● PROBLEM DESCRIPTION:
Copy each line below in which the word "ffffff" occurs.

:: MATERIAL TO PROCESS ::

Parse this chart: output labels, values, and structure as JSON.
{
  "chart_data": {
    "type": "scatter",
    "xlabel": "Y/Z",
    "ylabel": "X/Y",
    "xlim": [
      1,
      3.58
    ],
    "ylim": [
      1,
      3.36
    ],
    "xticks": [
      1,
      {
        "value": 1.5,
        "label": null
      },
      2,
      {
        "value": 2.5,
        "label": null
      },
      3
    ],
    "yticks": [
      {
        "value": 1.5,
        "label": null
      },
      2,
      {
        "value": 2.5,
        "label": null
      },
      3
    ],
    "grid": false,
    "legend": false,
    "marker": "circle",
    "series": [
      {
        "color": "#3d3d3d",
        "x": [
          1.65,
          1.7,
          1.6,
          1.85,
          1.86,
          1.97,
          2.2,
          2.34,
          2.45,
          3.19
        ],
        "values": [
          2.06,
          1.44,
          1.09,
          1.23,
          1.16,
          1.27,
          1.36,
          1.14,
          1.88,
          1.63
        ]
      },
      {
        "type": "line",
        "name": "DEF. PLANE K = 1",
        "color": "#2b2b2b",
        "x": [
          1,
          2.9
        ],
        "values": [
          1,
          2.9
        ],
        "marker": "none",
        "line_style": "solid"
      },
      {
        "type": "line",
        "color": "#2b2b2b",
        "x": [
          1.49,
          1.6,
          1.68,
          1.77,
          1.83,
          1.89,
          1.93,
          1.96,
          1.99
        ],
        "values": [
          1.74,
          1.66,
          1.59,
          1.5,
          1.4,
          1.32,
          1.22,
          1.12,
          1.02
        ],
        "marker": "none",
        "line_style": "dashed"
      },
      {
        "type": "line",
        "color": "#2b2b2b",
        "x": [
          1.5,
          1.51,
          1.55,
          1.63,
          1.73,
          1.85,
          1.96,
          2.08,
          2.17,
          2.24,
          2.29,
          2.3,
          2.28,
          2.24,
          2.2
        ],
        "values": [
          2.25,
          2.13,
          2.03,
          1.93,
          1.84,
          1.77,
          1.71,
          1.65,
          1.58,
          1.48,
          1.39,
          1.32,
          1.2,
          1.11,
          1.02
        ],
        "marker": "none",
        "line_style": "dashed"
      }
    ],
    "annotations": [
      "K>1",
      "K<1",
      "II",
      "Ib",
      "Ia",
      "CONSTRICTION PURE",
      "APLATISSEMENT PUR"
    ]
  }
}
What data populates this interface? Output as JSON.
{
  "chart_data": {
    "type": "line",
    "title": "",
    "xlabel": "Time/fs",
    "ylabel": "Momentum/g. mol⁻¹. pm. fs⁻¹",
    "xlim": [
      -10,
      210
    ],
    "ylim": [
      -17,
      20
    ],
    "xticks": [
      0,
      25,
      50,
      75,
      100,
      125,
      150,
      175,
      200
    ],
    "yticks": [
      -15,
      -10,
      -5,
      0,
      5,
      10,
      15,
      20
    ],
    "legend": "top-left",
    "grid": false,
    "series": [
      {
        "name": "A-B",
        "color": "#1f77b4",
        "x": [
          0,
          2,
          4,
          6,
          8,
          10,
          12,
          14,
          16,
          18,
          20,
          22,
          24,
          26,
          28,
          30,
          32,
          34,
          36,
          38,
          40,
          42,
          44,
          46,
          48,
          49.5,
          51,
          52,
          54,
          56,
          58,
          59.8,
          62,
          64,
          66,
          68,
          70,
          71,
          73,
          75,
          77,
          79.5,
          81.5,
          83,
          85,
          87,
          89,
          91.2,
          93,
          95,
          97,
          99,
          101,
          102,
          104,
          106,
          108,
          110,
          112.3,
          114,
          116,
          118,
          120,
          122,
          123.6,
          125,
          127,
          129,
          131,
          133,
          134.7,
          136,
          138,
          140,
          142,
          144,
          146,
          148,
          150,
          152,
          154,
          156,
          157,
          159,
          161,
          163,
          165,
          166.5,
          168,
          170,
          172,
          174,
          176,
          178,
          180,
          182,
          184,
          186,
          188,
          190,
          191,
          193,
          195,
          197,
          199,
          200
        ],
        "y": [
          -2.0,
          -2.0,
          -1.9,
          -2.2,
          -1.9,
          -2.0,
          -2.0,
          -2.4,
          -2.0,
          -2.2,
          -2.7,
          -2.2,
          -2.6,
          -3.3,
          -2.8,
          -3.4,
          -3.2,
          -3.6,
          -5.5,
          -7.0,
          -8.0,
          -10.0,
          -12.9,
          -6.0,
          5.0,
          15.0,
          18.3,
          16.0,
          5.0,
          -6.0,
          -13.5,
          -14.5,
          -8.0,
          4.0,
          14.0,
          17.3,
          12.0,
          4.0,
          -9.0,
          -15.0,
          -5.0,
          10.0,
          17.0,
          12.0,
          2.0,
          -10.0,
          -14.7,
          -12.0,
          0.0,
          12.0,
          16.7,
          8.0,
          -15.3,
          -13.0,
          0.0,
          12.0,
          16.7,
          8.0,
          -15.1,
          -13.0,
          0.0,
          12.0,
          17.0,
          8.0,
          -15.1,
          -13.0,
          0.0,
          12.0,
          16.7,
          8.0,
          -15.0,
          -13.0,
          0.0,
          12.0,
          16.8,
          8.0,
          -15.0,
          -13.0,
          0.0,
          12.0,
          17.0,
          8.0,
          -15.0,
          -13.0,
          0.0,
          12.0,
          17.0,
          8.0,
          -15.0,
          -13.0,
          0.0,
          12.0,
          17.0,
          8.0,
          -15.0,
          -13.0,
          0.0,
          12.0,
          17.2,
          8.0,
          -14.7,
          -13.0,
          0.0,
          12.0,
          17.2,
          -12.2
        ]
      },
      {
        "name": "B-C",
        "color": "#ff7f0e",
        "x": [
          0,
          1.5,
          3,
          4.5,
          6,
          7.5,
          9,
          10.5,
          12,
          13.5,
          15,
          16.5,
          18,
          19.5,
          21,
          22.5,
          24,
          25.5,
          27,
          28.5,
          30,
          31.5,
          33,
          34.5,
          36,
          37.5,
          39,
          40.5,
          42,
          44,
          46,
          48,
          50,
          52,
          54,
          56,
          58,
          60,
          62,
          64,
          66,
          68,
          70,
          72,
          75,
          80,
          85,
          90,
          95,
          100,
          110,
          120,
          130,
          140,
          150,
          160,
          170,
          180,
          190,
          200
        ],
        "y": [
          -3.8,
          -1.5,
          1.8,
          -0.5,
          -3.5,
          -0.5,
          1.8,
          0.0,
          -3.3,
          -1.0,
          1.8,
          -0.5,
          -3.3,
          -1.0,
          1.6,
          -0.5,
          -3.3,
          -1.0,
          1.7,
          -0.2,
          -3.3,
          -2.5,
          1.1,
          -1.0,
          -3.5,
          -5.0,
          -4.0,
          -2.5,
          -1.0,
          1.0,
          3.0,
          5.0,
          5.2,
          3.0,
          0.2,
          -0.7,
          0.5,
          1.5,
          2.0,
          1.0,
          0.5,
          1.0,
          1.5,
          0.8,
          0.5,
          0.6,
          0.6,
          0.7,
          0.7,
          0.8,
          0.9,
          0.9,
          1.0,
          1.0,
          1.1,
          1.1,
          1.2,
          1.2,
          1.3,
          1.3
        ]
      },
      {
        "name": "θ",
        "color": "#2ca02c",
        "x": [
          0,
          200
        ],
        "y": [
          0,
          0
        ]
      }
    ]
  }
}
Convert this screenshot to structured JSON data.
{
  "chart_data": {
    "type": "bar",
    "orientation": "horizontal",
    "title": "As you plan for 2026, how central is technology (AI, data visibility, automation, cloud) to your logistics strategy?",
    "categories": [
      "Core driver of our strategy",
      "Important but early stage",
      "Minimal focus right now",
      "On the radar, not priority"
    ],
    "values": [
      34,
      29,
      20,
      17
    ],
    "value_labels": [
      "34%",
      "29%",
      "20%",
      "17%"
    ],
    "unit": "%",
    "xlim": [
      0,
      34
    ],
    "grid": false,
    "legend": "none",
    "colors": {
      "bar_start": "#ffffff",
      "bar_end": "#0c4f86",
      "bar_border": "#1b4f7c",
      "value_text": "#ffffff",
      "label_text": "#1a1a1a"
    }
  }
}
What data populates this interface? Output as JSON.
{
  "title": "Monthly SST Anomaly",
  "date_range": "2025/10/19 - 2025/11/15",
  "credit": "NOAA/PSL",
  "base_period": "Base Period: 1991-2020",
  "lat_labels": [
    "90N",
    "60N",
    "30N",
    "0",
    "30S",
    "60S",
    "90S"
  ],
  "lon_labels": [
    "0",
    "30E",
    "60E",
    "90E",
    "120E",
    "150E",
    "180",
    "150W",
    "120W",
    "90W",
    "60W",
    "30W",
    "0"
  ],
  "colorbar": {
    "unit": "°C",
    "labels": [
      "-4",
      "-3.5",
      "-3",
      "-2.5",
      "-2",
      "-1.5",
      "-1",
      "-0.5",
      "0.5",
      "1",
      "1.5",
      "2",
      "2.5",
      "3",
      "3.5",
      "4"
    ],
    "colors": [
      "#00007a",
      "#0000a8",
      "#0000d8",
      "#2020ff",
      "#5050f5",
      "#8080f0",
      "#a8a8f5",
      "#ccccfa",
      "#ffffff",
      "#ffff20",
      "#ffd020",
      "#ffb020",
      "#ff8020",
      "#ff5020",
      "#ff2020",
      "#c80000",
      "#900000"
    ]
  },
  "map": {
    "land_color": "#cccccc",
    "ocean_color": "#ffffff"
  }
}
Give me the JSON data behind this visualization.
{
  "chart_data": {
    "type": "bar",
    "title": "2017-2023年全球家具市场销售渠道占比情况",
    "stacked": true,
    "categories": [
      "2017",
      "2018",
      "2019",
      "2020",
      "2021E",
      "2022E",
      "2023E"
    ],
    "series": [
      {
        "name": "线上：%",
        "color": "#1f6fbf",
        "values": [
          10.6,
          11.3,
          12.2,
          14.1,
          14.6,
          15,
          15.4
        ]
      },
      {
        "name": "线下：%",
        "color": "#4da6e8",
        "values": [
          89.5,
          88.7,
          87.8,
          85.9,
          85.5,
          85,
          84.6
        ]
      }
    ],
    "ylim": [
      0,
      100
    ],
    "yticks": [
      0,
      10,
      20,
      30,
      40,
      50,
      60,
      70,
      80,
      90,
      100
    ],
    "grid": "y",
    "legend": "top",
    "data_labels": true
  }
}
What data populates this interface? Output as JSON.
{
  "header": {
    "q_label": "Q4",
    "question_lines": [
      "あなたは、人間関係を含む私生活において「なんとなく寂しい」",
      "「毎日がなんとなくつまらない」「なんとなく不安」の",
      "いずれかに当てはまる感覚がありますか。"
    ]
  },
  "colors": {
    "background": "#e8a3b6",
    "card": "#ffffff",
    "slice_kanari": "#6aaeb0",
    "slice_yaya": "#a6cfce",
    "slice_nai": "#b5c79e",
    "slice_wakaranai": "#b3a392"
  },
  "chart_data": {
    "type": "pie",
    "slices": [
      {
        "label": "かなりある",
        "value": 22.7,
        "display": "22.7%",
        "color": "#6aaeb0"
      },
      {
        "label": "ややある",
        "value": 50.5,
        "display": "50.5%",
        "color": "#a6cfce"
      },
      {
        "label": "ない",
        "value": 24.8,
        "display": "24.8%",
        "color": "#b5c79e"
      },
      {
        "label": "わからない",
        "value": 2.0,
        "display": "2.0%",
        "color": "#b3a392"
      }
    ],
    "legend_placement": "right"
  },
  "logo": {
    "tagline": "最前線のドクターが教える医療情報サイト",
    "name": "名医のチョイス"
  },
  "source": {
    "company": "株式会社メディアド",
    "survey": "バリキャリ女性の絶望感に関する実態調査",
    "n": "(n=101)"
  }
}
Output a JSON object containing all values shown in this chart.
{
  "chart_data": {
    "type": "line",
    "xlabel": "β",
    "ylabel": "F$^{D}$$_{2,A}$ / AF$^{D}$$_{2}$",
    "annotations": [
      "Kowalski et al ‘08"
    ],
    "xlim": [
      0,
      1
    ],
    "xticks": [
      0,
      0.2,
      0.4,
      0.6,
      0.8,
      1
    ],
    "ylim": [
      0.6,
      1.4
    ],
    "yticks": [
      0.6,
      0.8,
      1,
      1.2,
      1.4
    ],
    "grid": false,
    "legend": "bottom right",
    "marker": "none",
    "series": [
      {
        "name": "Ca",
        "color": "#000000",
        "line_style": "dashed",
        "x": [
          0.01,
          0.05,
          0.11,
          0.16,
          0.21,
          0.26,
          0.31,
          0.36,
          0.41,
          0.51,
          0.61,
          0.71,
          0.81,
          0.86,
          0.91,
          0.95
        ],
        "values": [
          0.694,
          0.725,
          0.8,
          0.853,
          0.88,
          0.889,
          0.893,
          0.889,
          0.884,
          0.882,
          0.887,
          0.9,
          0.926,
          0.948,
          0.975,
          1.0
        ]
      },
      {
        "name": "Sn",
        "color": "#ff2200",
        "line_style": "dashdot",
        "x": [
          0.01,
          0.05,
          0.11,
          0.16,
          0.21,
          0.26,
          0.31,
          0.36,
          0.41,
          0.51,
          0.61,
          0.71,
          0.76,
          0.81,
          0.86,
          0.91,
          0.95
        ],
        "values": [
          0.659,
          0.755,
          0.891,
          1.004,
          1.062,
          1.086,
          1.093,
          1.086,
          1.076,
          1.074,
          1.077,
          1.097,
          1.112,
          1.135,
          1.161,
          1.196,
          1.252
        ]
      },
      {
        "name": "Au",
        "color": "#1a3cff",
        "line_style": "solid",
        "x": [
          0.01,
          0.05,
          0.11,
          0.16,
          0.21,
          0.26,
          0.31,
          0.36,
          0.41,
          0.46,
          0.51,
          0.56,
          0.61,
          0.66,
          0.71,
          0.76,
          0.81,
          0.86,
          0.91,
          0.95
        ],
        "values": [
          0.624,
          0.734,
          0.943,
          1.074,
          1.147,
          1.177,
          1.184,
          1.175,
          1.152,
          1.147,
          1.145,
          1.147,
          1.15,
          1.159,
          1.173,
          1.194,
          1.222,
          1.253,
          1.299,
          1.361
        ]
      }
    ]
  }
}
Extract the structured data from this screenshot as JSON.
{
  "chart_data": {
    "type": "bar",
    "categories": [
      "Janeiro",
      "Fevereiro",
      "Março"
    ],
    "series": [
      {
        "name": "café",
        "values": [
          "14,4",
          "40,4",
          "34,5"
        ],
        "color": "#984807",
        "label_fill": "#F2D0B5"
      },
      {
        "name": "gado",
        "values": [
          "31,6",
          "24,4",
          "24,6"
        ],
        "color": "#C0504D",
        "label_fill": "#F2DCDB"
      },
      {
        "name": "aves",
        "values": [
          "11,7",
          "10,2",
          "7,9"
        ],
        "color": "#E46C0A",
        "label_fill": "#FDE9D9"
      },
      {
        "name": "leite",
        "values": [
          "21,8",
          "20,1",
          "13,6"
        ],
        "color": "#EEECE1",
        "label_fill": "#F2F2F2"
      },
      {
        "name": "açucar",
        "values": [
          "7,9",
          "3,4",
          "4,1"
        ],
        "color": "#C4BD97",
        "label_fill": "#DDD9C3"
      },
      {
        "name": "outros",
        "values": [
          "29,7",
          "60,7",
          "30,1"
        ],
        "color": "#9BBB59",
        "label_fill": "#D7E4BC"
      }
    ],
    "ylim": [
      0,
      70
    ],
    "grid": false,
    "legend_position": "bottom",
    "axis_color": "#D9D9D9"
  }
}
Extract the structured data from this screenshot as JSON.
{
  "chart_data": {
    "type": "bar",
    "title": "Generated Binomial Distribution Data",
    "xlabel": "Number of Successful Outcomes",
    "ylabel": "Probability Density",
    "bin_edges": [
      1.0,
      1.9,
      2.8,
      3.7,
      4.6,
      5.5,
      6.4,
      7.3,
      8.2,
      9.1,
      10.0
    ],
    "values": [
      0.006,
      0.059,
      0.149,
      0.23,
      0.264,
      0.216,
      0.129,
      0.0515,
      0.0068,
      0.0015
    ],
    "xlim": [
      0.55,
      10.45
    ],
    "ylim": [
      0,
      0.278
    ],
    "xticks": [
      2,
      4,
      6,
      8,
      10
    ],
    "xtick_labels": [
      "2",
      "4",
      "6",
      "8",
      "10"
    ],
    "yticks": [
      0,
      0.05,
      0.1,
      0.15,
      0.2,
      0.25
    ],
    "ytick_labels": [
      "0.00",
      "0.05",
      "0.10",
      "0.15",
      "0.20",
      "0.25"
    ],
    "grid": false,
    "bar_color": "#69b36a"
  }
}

:::

● ANSWER TO THE PROBLEM:
      "bar_start": "#ffffff",
      "value_text": "#ffffff",
      "#ffffff",
    "ocean_color": "#ffffff"
    "card": "#ffffff",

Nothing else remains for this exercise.